Start
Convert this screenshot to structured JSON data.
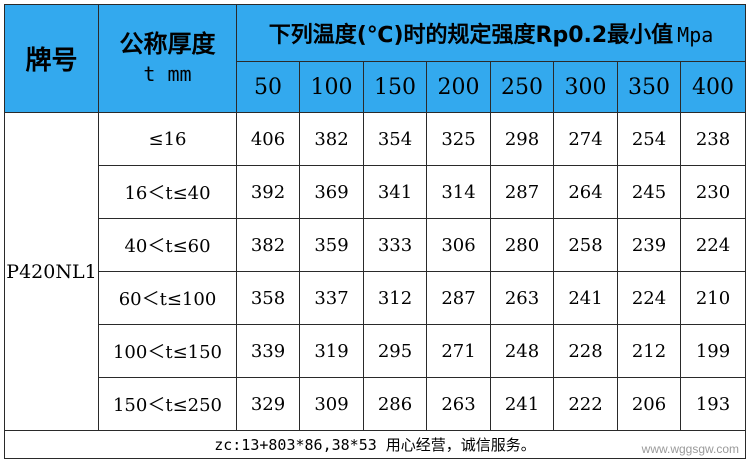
{
  "header": {
    "grade_label": "牌号",
    "thickness_label": "公称厚度",
    "thickness_unit": "t  mm",
    "temperature_title": "下列温度(℃)时的规定强度Rp0.2最小值",
    "temperature_unit": "Mpa",
    "temperatures": [
      "50",
      "100",
      "150",
      "200",
      "250",
      "300",
      "350",
      "400"
    ]
  },
  "grade": "P420NL1",
  "rows": [
    {
      "range": "≤16",
      "values": [
        "406",
        "382",
        "354",
        "325",
        "298",
        "274",
        "254",
        "238"
      ]
    },
    {
      "range": "16＜t≤40",
      "values": [
        "392",
        "369",
        "341",
        "314",
        "287",
        "264",
        "245",
        "230"
      ]
    },
    {
      "range": "40＜t≤60",
      "values": [
        "382",
        "359",
        "333",
        "306",
        "280",
        "258",
        "239",
        "224"
      ]
    },
    {
      "range": "60＜t≤100",
      "values": [
        "358",
        "337",
        "312",
        "287",
        "263",
        "241",
        "224",
        "210"
      ]
    },
    {
      "range": "100＜t≤150",
      "values": [
        "339",
        "319",
        "295",
        "271",
        "248",
        "228",
        "212",
        "199"
      ]
    },
    {
      "range": "150＜t≤250",
      "values": [
        "329",
        "309",
        "286",
        "263",
        "241",
        "222",
        "206",
        "193"
      ]
    }
  ],
  "footer": "zc:13+803*86,38*53 用心经营，诚信服务。",
  "watermark": "www.wggsgw.com",
  "colors": {
    "header_bg": "#33a9ee",
    "border": "#2a2a2a"
  }
}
End
**PROBLEM:**
Quote the entries in full. Any image among them is to be omitted from the copy.

**RIGHT ANSWER:**
Convert this screenshot to structured JSON data.
{
  "header": {
    "grade_label": "牌号",
    "thickness_label": "公称厚度",
    "thickness_unit": "t  mm",
    "temperature_title": "下列温度(℃)时的规定强度Rp0.2最小值",
    "temperature_unit": "Mpa",
    "temperatures": [
      "50",
      "100",
      "150",
      "200",
      "250",
      "300",
      "350",
      "400"
    ]
  },
  "grade": "P420NL1",
  "rows": [
    {
      "range": "≤16",
      "values": [
        "406",
        "382",
        "354",
        "325",
        "298",
        "274",
        "254",
        "238"
      ]
    },
    {
      "range": "16＜t≤40",
      "values": [
        "392",
        "369",
        "341",
        "314",
        "287",
        "264",
        "245",
        "230"
      ]
    },
    {
      "range": "40＜t≤60",
      "values": [
        "382",
        "359",
        "333",
        "306",
        "280",
        "258",
        "239",
        "224"
      ]
    },
    {
      "range": "60＜t≤100",
      "values": [
        "358",
        "337",
        "312",
        "287",
        "263",
        "241",
        "224",
        "210"
      ]
    },
    {
      "range": "100＜t≤150",
      "values": [
        "339",
        "319",
        "295",
        "271",
        "248",
        "228",
        "212",
        "199"
      ]
    },
    {
      "range": "150＜t≤250",
      "values": [
        "329",
        "309",
        "286",
        "263",
        "241",
        "222",
        "206",
        "193"
      ]
    }
  ],
  "footer": "zc:13+803*86,38*53 用心经营，诚信服务。",
  "watermark": "www.wggsgw.com",
  "colors": {
    "header_bg": "#33a9ee",
    "border": "#2a2a2a"
  }
}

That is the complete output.